▶ GIVEN TASK
What follows is a set of entries. Give them again exactly, without the pictures.

▶ EXERCISE INPUT
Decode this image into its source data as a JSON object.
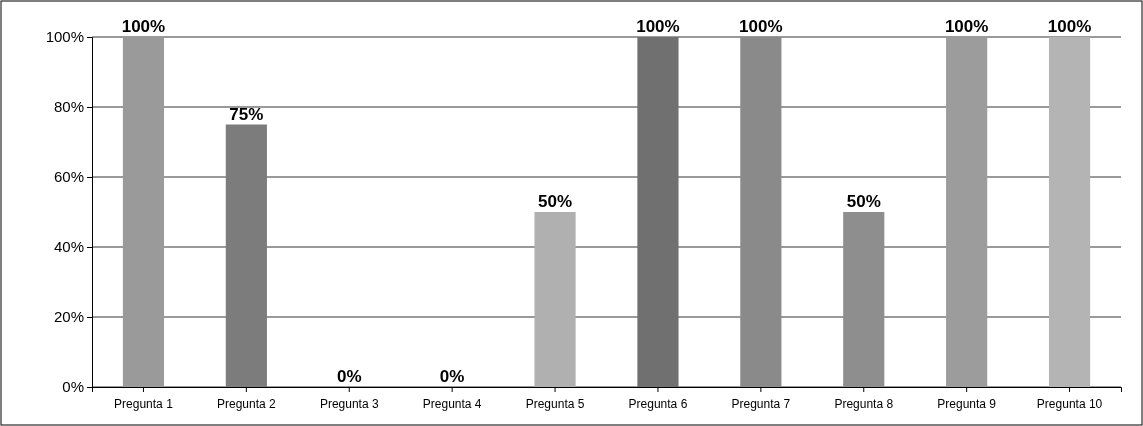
{
  "chart_data": {
    "type": "bar",
    "categories": [
      "Pregunta 1",
      "Pregunta 2",
      "Pregunta 3",
      "Pregunta 4",
      "Pregunta 5",
      "Pregunta 6",
      "Pregunta 7",
      "Pregunta 8",
      "Pregunta 9",
      "Pregunta 10"
    ],
    "values": [
      100,
      75,
      0,
      0,
      50,
      100,
      100,
      50,
      100,
      100
    ],
    "value_labels": [
      "100%",
      "75%",
      "0%",
      "0%",
      "50%",
      "100%",
      "100%",
      "50%",
      "100%",
      "100%"
    ],
    "colors": [
      "#9a9a9a",
      "#7c7c7c",
      "#888888",
      "#888888",
      "#b0b0b0",
      "#707070",
      "#8a8a8a",
      "#8e8e8e",
      "#9c9c9c",
      "#b4b4b4"
    ],
    "ylim": [
      0,
      100
    ],
    "yticks": [
      {
        "value": 0,
        "label": "0%"
      },
      {
        "value": 20,
        "label": "20%"
      },
      {
        "value": 40,
        "label": "40%"
      },
      {
        "value": 60,
        "label": "60%"
      },
      {
        "value": 80,
        "label": "80%"
      },
      {
        "value": 100,
        "label": "100%"
      }
    ],
    "grid": "y"
  }
}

▶ EXERCISE ANSWER
Decode this image into its source data as a JSON object.
{
  "chart_data": {
    "type": "bar",
    "categories": [
      "Pregunta 1",
      "Pregunta 2",
      "Pregunta 3",
      "Pregunta 4",
      "Pregunta 5",
      "Pregunta 6",
      "Pregunta 7",
      "Pregunta 8",
      "Pregunta 9",
      "Pregunta 10"
    ],
    "values": [
      100,
      75,
      0,
      0,
      50,
      100,
      100,
      50,
      100,
      100
    ],
    "value_labels": [
      "100%",
      "75%",
      "0%",
      "0%",
      "50%",
      "100%",
      "100%",
      "50%",
      "100%",
      "100%"
    ],
    "colors": [
      "#9a9a9a",
      "#7c7c7c",
      "#888888",
      "#888888",
      "#b0b0b0",
      "#707070",
      "#8a8a8a",
      "#8e8e8e",
      "#9c9c9c",
      "#b4b4b4"
    ],
    "ylim": [
      0,
      100
    ],
    "yticks": [
      {
        "value": 0,
        "label": "0%"
      },
      {
        "value": 20,
        "label": "20%"
      },
      {
        "value": 40,
        "label": "40%"
      },
      {
        "value": 60,
        "label": "60%"
      },
      {
        "value": 80,
        "label": "80%"
      },
      {
        "value": 100,
        "label": "100%"
      }
    ],
    "grid": "y"
  }
}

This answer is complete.